### [To-do list]
(A) Name every case listed under "CASES CITED" in the case summary, with its citation.
(B) Carry on the case summary for Filipowski v Island Maritime Limited, starting right after its final line.

### [Text provided]
——————————

Filipowski v Island Maritime Limited

Case

[2002] NSWLEC 177

10/04/2002

No judgment structure available for this case.


Land and Environment Court


of New South Wales


CITATION: Filipowski v Island Maritime Limited & Anor [2002] NSWLEC 177
PARTIES:

PROSECUTOR:
Barbara Filipowski

DEFENDANTS:
Island Maritime Limited
Sachin Kulkarni

FILE NUMBER(S): 50011 of 2002 and 50012 of 2002
CORAM: Lloyd J
KEY ISSUES: Practice and Procedure :- notice to produce - claim of privilege
LEGISLATION CITED: Evidence Act 1995 s 57(1), Ch 3 Pt 3.10 Div 1 s 118 and s 119
Land and Environment Court Rules 1996 Pt 6 r 2
Supreme Court Rules 1970 Pt 36 r 13 and r 16, Pt 75 r 6
CASES CITED: Attorney-General for the Northern Territory v Maurice & Ors (1986) 161 CLR 475;
Esso Australia Resources Ltd v Commissioner of Taxation (Cth) (1999) 201 CLR 49;
Interchase Corporation Ltd (In liq) v Grosvenor Hill (Qld) Pty Ltd [1999] 1 Qd R 141;
Linter Group Ltd v Price Waterhouse (A Firm) [1999] VSC 245;
Mann v Carnell (1999) 201 CLR 1
DATES OF HEARING: 13/09/2002
DATE OF JUDGMENT:
10/04/2002
LEGAL REPRESENTATIVES:
PROSECUTOR:
Ms R S McColl SC and Mr A L Hill (barrister)

——————————

Layout element annotations
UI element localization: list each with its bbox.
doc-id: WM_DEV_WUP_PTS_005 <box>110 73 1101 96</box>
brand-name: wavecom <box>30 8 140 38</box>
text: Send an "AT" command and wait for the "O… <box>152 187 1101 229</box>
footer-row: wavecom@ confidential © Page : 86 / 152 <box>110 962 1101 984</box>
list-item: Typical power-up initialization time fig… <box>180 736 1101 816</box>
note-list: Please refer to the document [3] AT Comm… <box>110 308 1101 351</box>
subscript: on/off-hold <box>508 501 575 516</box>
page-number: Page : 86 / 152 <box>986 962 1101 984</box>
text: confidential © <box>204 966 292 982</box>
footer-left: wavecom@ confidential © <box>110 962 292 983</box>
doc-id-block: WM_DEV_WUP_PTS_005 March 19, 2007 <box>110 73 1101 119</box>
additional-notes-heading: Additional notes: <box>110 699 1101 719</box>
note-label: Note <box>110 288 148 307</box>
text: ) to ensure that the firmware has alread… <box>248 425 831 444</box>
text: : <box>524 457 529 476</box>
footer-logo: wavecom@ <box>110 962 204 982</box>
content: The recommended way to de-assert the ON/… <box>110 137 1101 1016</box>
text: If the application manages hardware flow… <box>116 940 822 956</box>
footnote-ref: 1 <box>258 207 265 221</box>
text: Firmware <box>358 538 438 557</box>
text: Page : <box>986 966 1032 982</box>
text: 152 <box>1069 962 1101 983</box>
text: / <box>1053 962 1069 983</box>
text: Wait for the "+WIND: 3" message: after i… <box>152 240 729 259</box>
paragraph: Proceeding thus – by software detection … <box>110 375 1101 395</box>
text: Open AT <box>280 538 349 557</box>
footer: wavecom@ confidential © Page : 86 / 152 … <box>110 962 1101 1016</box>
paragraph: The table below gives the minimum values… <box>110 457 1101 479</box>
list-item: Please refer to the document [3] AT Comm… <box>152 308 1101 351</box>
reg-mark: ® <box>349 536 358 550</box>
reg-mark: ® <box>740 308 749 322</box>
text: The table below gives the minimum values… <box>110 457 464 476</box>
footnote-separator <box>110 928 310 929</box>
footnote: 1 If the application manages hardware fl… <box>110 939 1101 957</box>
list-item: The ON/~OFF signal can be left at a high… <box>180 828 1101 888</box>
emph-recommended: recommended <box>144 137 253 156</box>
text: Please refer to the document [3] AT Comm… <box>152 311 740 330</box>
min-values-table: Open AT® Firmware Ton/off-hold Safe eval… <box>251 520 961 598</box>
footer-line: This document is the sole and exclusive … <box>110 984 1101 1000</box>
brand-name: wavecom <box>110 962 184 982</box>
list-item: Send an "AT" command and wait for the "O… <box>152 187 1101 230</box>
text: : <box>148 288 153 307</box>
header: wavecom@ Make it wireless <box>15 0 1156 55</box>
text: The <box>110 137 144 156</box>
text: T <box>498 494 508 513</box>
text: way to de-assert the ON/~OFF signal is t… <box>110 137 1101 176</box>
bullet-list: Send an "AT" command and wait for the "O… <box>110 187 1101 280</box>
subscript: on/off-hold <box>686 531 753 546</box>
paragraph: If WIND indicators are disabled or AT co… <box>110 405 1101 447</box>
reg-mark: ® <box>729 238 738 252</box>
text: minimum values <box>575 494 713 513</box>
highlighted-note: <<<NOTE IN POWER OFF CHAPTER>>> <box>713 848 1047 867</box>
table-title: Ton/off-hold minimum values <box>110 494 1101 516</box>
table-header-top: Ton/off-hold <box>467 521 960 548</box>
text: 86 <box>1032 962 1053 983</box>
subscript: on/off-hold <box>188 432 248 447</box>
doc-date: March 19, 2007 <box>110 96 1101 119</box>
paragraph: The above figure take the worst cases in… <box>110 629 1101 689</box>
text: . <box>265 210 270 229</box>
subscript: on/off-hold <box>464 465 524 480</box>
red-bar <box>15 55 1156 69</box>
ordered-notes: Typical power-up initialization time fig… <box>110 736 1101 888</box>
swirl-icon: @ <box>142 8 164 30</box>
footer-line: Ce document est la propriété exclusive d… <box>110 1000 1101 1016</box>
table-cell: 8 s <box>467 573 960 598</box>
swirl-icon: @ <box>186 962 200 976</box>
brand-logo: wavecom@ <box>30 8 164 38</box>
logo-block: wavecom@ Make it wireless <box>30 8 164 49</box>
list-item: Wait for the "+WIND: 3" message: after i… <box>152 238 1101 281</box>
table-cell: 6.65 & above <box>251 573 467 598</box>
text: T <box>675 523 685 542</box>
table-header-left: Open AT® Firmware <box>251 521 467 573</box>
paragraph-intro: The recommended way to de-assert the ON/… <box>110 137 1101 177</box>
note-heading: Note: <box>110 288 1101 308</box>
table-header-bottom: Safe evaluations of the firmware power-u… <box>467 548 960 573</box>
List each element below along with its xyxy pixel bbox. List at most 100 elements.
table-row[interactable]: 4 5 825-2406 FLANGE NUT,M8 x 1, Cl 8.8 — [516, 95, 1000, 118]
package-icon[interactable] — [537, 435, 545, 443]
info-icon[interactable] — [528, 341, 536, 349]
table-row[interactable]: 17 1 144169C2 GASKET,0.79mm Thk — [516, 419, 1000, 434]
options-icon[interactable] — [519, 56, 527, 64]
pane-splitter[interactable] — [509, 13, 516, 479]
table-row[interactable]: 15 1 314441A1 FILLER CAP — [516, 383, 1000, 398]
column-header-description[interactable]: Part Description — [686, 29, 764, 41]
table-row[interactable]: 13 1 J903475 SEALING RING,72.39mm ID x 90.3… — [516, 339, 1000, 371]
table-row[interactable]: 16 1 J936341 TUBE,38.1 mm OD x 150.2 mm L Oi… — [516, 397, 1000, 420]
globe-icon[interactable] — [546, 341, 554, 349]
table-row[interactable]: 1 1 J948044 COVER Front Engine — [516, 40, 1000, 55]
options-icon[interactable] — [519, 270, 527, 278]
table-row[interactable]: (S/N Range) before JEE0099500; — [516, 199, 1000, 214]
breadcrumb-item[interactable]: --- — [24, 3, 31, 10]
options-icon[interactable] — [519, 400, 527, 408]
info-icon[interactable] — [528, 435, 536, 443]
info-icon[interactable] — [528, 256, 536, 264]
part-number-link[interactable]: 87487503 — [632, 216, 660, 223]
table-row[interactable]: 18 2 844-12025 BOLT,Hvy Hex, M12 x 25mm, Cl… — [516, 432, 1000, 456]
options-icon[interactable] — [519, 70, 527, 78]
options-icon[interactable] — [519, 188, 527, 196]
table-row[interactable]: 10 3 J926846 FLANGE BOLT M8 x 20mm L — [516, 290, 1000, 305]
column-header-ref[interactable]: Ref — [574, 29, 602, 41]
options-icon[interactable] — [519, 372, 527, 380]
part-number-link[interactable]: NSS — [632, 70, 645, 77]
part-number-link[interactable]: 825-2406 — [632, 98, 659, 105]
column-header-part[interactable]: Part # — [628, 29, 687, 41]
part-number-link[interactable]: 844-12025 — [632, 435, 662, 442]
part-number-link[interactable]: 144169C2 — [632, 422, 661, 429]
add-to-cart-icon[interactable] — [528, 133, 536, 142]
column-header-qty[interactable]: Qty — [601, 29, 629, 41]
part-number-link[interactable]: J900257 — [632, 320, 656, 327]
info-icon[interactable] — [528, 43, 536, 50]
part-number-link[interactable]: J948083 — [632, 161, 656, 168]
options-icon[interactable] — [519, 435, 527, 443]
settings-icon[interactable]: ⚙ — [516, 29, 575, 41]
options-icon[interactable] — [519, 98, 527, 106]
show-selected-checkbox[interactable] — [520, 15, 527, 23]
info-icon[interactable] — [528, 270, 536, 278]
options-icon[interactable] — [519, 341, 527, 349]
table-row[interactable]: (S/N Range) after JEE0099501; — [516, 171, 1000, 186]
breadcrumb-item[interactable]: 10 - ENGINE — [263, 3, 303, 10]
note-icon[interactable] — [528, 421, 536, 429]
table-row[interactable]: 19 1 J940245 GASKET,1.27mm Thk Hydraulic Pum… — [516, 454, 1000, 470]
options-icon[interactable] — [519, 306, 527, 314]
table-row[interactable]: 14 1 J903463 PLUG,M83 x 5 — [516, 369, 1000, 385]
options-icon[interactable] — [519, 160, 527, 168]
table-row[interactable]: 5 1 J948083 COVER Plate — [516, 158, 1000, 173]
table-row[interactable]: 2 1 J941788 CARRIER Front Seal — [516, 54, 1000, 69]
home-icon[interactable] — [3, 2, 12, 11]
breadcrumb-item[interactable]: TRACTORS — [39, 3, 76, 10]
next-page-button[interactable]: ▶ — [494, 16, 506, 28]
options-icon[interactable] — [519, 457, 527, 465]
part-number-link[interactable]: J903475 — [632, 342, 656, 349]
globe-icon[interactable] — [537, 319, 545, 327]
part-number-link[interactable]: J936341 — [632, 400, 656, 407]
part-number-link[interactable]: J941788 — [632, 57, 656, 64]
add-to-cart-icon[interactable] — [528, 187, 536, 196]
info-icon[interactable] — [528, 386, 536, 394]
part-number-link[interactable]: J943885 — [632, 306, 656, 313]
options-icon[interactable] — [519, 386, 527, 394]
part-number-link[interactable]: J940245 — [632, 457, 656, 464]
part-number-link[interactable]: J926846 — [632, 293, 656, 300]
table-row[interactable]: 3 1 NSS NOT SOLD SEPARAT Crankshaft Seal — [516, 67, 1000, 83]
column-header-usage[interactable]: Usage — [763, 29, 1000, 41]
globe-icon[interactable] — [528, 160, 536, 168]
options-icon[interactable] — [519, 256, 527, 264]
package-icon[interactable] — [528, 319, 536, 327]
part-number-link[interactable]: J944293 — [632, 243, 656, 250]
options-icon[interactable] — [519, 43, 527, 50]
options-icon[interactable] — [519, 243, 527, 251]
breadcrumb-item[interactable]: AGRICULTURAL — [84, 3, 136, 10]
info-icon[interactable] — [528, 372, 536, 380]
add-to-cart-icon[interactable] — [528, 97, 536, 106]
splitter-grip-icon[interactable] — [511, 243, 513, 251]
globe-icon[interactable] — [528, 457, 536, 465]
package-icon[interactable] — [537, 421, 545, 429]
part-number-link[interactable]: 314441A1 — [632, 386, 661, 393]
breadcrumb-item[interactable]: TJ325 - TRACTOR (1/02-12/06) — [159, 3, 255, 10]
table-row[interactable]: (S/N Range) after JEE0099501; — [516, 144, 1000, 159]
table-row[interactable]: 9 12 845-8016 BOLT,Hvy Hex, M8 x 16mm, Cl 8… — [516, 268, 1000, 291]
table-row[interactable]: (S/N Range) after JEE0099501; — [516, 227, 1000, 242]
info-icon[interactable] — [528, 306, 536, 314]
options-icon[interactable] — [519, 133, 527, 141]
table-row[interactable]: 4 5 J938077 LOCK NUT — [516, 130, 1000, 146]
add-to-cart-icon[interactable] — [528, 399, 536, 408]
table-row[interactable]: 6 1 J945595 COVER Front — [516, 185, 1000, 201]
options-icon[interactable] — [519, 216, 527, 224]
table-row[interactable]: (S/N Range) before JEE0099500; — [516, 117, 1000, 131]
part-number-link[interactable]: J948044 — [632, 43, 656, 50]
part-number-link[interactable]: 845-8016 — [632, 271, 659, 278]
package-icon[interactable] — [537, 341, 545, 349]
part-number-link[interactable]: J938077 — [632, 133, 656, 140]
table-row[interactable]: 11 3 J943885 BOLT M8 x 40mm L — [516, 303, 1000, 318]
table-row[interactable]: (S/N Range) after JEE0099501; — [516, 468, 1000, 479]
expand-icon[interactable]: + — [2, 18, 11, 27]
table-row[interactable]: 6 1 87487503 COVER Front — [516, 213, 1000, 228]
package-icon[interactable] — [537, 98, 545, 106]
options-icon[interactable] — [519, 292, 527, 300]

——————————

### [Results for each task]
(A)
- Attorney-General for the Northern Territory v Maurice & Ors (1986) 161 CLR 475
- Esso Australia Resources Ltd v Commissioner of Taxation (Cth) (1999) 201 CLR 49
- Interchase Corporation Ltd (In liq) v Grosvenor Hill (Qld) Pty Ltd [1999] 1 Qd R 141
- Linter Group Ltd v Price Waterhouse (A Firm) [1999] VSC 245
- Mann v Carnell (1999) 201 CLR 1

(B)
SOLICITORS:
Abbott Tout
DEFENDANTS:
Mr C G Gee QC and Mr G J Grogin (barrister)
SOLICITORS:
Ebsworth & Ebsworth


JUDGMENT:

- 8 -

IN THE LAND AND


ENVIRONMENT COURT


OF NEW SOUTH WALES

                          50011 of 2002 and 50012 of 2002

                          Lloyd J

                          4 October 2002
BARBARA FILIPOWSKI
                                  Prosecutor
      v

ISLAND MARITIME LIMITED


SACHIN KULKARNI

                                  Defendants
JUDGMENT

1. The prosecutor in each of two cases seeks an order that a notice to produce served on the prosecutor on behalf of the defendants be set aside. The prosecutor seeks, further or alternatively, a direction that any documents produced by the prosecutor in answer to the notice to produce be not open to inspection by any party until further order.


2. The defendant, Island Maritime Limited, is charged with an offence that it was the owner of a ship, namely the vessel “Pacific Onyx” from which a discharge of oil occurred into State waters being the waters of Botany Bay in contravention of s 27(1) of the Marine Pollution Act 1987.


3. The defendant, Sachin Kulkarni, is charged with an offence that he was the master of a ship, namely the vessel “Pacific Onyx” from which a discharge of oil occurred into the State waters being the waters of Botany Bay in contravention of s 27(1) of the Marine Pollution Act 1987.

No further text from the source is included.